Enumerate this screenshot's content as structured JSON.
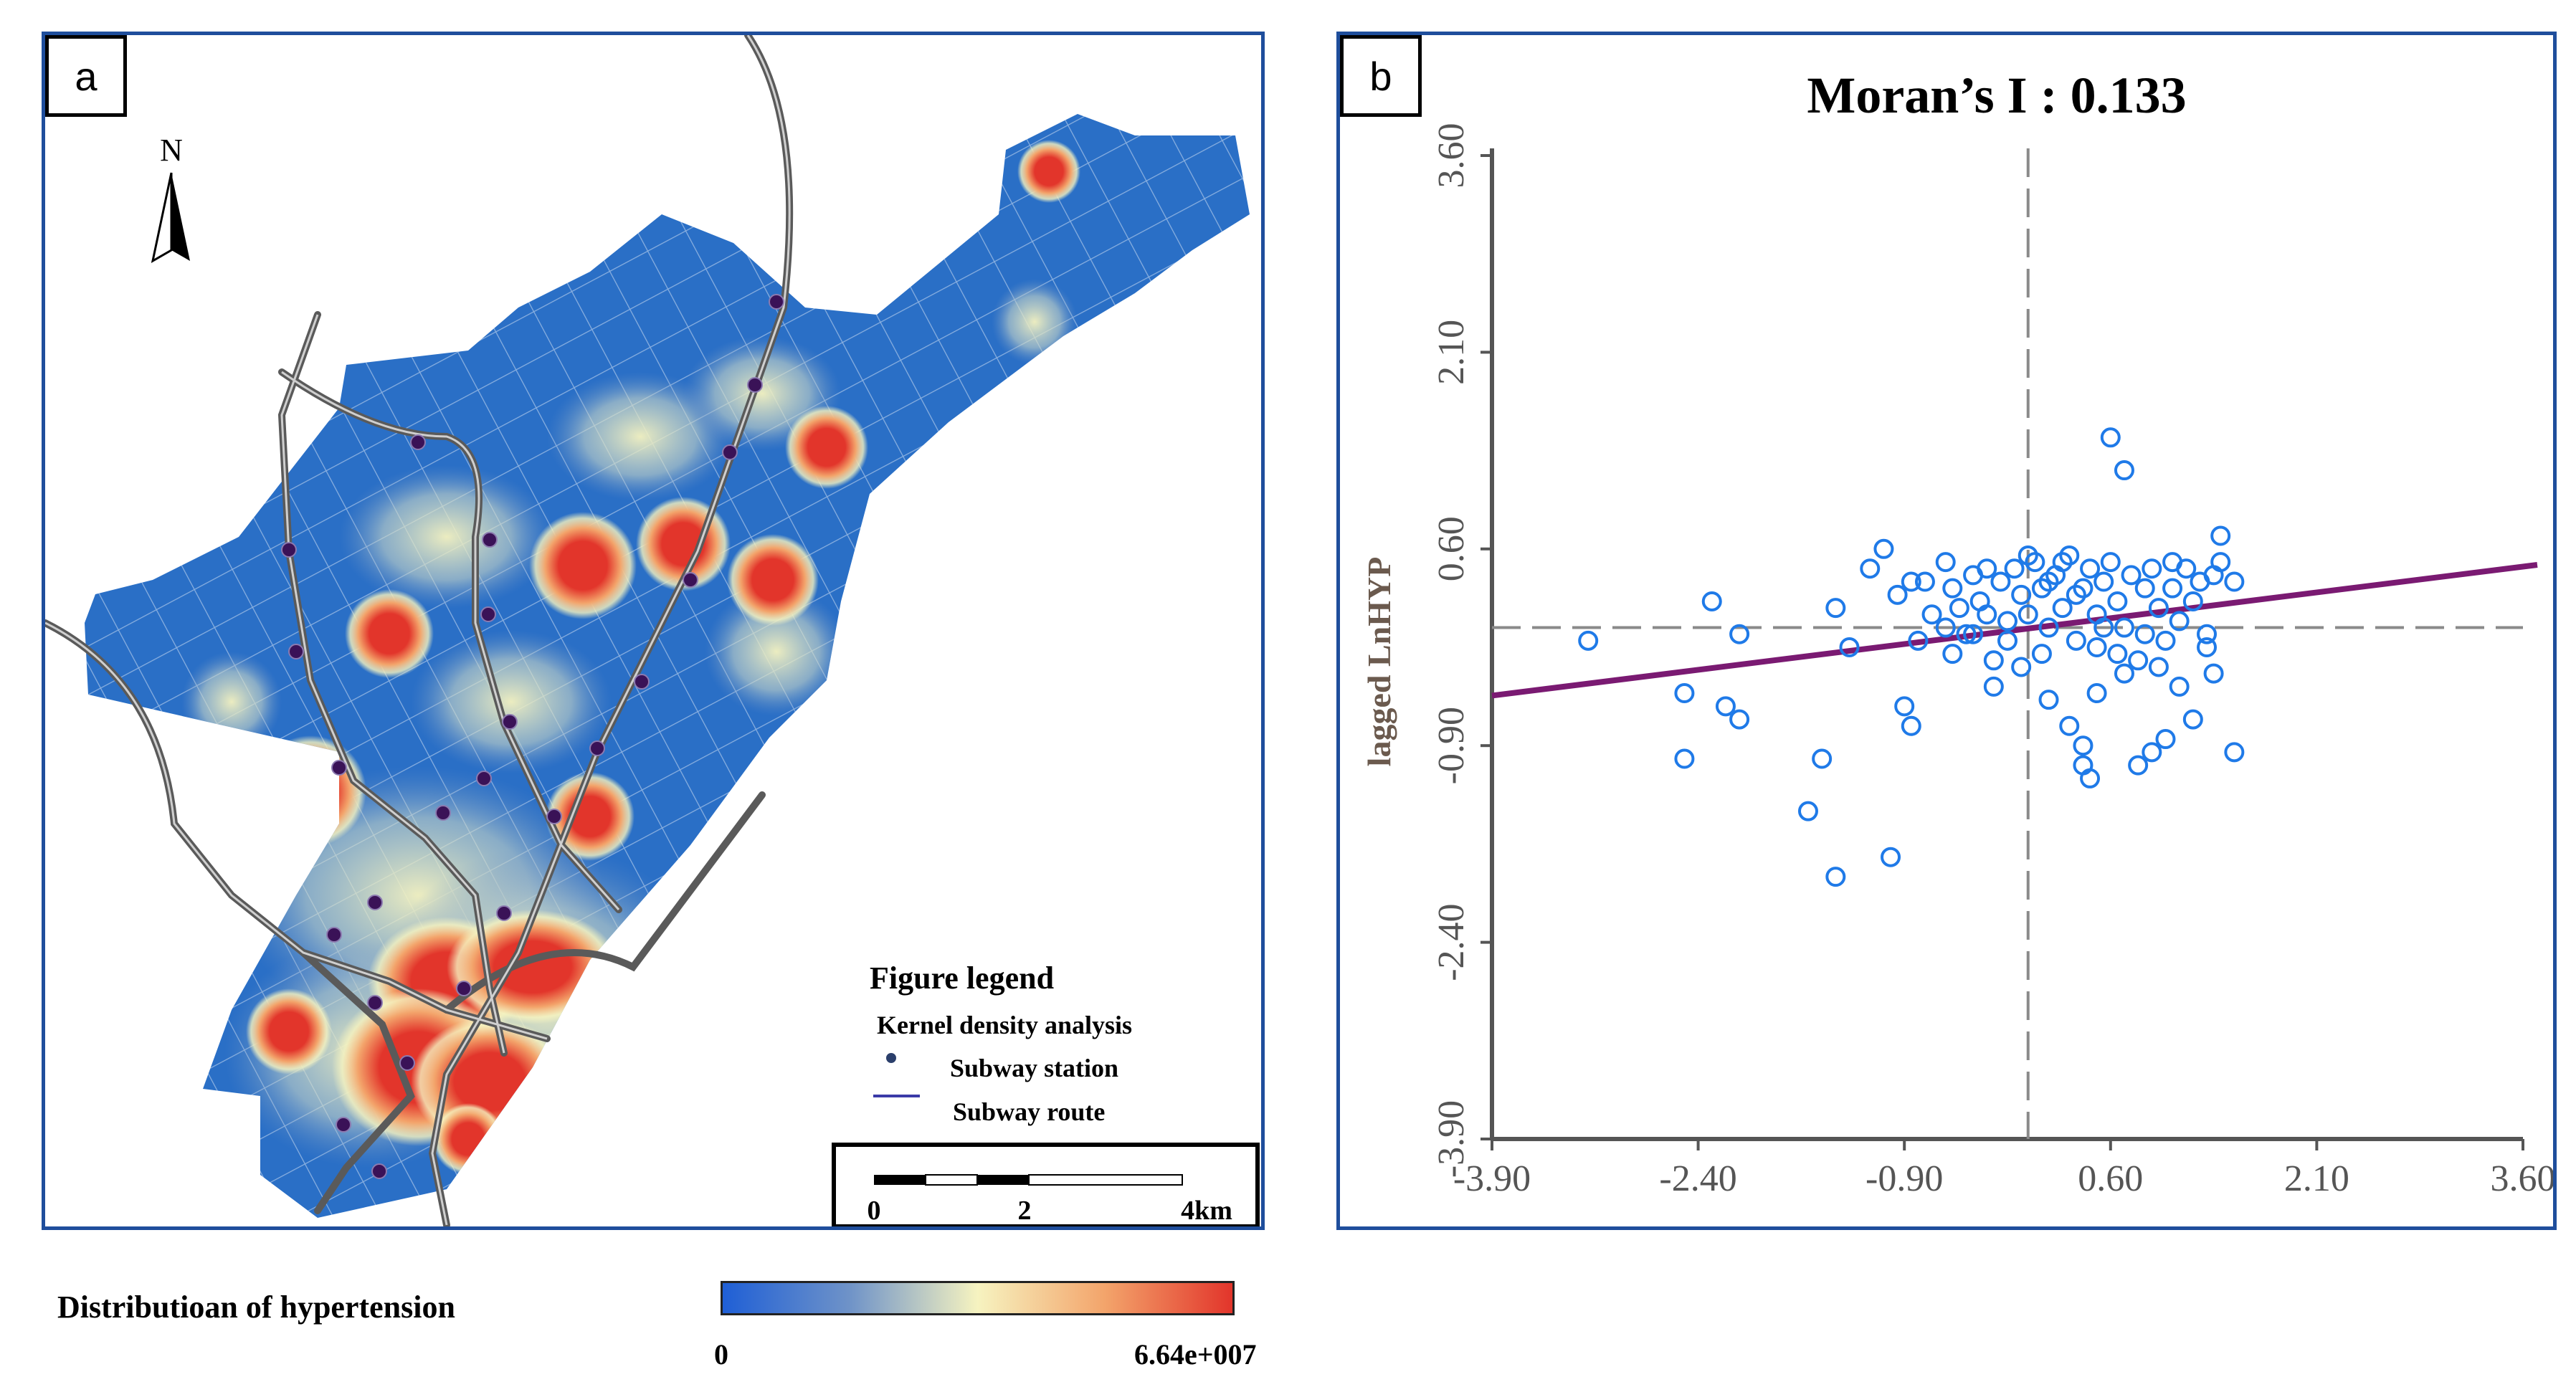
{
  "panel_a": {
    "label": "a",
    "north": "N",
    "legend": {
      "title": "Figure legend",
      "subtitle": "Kernel density analysis",
      "station_label": "Subway station",
      "route_label": "Subway route"
    },
    "scale_bar": {
      "ticks": [
        "0",
        "2",
        "4km"
      ]
    },
    "colors": {
      "low": "#1f5fd6",
      "mid": "#f6f3c0",
      "high": "#e2352b",
      "route": "#5a5a5a",
      "station": "#3a1257"
    }
  },
  "panel_b": {
    "label": "b",
    "chart_data": {
      "type": "scatter",
      "title": "Moran’s I :  0.133",
      "xlabel": "",
      "ylabel": "lagged LnHYP",
      "xlim": [
        -3.9,
        3.6
      ],
      "ylim": [
        -3.9,
        3.6
      ],
      "x_ticks": [
        "-3.90",
        "-2.40",
        "-0.90",
        "0.60",
        "2.10",
        "3.60"
      ],
      "y_ticks": [
        "-3.90",
        "-2.40",
        "-0.90",
        "0.60",
        "2.10",
        "3.60"
      ],
      "morans_i": 0.133,
      "mean_x": 0.0,
      "mean_y": 0.0,
      "points": [
        [
          -3.2,
          -0.1
        ],
        [
          -2.5,
          -0.5
        ],
        [
          -2.5,
          -1.0
        ],
        [
          -2.3,
          0.2
        ],
        [
          -2.2,
          -0.6
        ],
        [
          -2.1,
          -0.7
        ],
        [
          -2.1,
          -0.05
        ],
        [
          -1.6,
          -1.4
        ],
        [
          -1.5,
          -1.0
        ],
        [
          -1.4,
          0.15
        ],
        [
          -1.4,
          -1.9
        ],
        [
          -1.3,
          -0.15
        ],
        [
          -1.15,
          0.45
        ],
        [
          -1.05,
          0.6
        ],
        [
          -0.95,
          0.25
        ],
        [
          -0.9,
          -0.6
        ],
        [
          -0.85,
          -0.75
        ],
        [
          -0.8,
          -0.1
        ],
        [
          -1.0,
          -1.75
        ],
        [
          -0.7,
          0.1
        ],
        [
          -0.75,
          0.35
        ],
        [
          -0.6,
          0.0
        ],
        [
          -0.55,
          0.3
        ],
        [
          -0.5,
          0.15
        ],
        [
          -0.45,
          -0.05
        ],
        [
          -0.4,
          0.4
        ],
        [
          -0.35,
          0.2
        ],
        [
          -0.3,
          0.1
        ],
        [
          -0.25,
          -0.25
        ],
        [
          -0.2,
          0.35
        ],
        [
          -0.15,
          0.05
        ],
        [
          -0.1,
          0.45
        ],
        [
          -0.05,
          0.25
        ],
        [
          -0.05,
          -0.3
        ],
        [
          0.0,
          0.1
        ],
        [
          0.05,
          0.5
        ],
        [
          0.1,
          0.3
        ],
        [
          0.15,
          0.0
        ],
        [
          0.2,
          0.4
        ],
        [
          0.25,
          0.15
        ],
        [
          0.3,
          0.55
        ],
        [
          0.35,
          -0.1
        ],
        [
          0.4,
          0.3
        ],
        [
          0.45,
          0.45
        ],
        [
          0.5,
          0.1
        ],
        [
          0.5,
          -0.15
        ],
        [
          0.55,
          0.35
        ],
        [
          0.6,
          0.5
        ],
        [
          0.65,
          0.2
        ],
        [
          0.7,
          0.0
        ],
        [
          0.75,
          0.4
        ],
        [
          0.8,
          -0.25
        ],
        [
          0.85,
          0.3
        ],
        [
          0.9,
          0.45
        ],
        [
          0.95,
          0.15
        ],
        [
          1.0,
          -0.1
        ],
        [
          1.05,
          0.3
        ],
        [
          1.1,
          0.05
        ],
        [
          1.15,
          0.45
        ],
        [
          1.2,
          0.2
        ],
        [
          1.3,
          -0.05
        ],
        [
          1.35,
          0.4
        ],
        [
          1.4,
          0.5
        ],
        [
          0.3,
          -0.75
        ],
        [
          0.4,
          -0.9
        ],
        [
          0.4,
          -1.05
        ],
        [
          0.45,
          -1.15
        ],
        [
          -0.25,
          -0.45
        ],
        [
          0.15,
          -0.55
        ],
        [
          0.5,
          -0.5
        ],
        [
          0.7,
          -0.35
        ],
        [
          0.8,
          -1.05
        ],
        [
          0.9,
          -0.95
        ],
        [
          1.1,
          -0.45
        ],
        [
          1.35,
          -0.35
        ],
        [
          1.3,
          -0.15
        ],
        [
          1.2,
          -0.7
        ],
        [
          1.0,
          -0.85
        ],
        [
          1.5,
          -0.95
        ],
        [
          1.5,
          0.35
        ],
        [
          1.4,
          0.7
        ],
        [
          0.6,
          1.45
        ],
        [
          0.7,
          1.2
        ],
        [
          -0.6,
          0.5
        ],
        [
          -0.55,
          -0.2
        ],
        [
          -0.3,
          0.45
        ],
        [
          0.0,
          0.55
        ],
        [
          0.1,
          -0.2
        ],
        [
          0.25,
          0.5
        ],
        [
          0.55,
          0.0
        ],
        [
          0.85,
          -0.05
        ],
        [
          1.05,
          0.5
        ],
        [
          -0.85,
          0.35
        ],
        [
          -0.15,
          -0.1
        ],
        [
          0.35,
          0.25
        ],
        [
          0.65,
          -0.2
        ],
        [
          1.25,
          0.35
        ],
        [
          -0.4,
          -0.05
        ],
        [
          0.15,
          0.35
        ],
        [
          0.95,
          -0.3
        ]
      ],
      "regression": {
        "slope": 0.133,
        "intercept": 0.0
      },
      "colors": {
        "points": "#1f7ae8",
        "line": "#7a1a72",
        "axes": "#555555"
      }
    }
  },
  "bottom": {
    "title": "Distributioan of hypertension",
    "min_label": "0",
    "max_label": "6.64e+007"
  }
}
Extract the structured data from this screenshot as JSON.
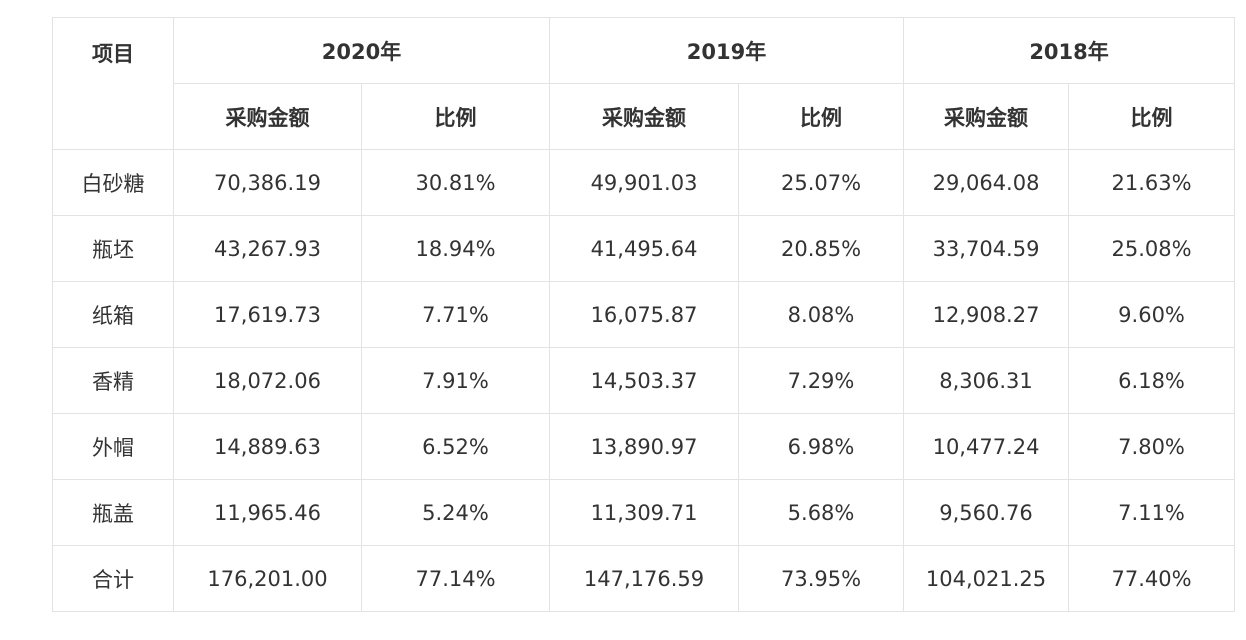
{
  "table": {
    "item_header": "项目",
    "years": [
      "2020年",
      "2019年",
      "2018年"
    ],
    "sub_headers": [
      "采购金额",
      "比例",
      "采购金额",
      "比例",
      "采购金额",
      "比例"
    ],
    "rows": [
      {
        "item": "白砂糖",
        "cells": [
          "70,386.19",
          "30.81%",
          "49,901.03",
          "25.07%",
          "29,064.08",
          "21.63%"
        ]
      },
      {
        "item": "瓶坯",
        "cells": [
          "43,267.93",
          "18.94%",
          "41,495.64",
          "20.85%",
          "33,704.59",
          "25.08%"
        ]
      },
      {
        "item": "纸箱",
        "cells": [
          "17,619.73",
          "7.71%",
          "16,075.87",
          "8.08%",
          "12,908.27",
          "9.60%"
        ]
      },
      {
        "item": "香精",
        "cells": [
          "18,072.06",
          "7.91%",
          "14,503.37",
          "7.29%",
          "8,306.31",
          "6.18%"
        ]
      },
      {
        "item": "外帽",
        "cells": [
          "14,889.63",
          "6.52%",
          "13,890.97",
          "6.98%",
          "10,477.24",
          "7.80%"
        ]
      },
      {
        "item": "瓶盖",
        "cells": [
          "11,965.46",
          "5.24%",
          "11,309.71",
          "5.68%",
          "9,560.76",
          "7.11%"
        ]
      },
      {
        "item": "合计",
        "cells": [
          "176,201.00",
          "77.14%",
          "147,176.59",
          "73.95%",
          "104,021.25",
          "77.40%"
        ]
      }
    ]
  }
}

REQUIRED WORK:
Look through the entries above; copy each line where the string "JSON" appears.

RESPONSE:
Enumerate this screenshot's content as structured JSON.
Extract the structured data from this screenshot as JSON.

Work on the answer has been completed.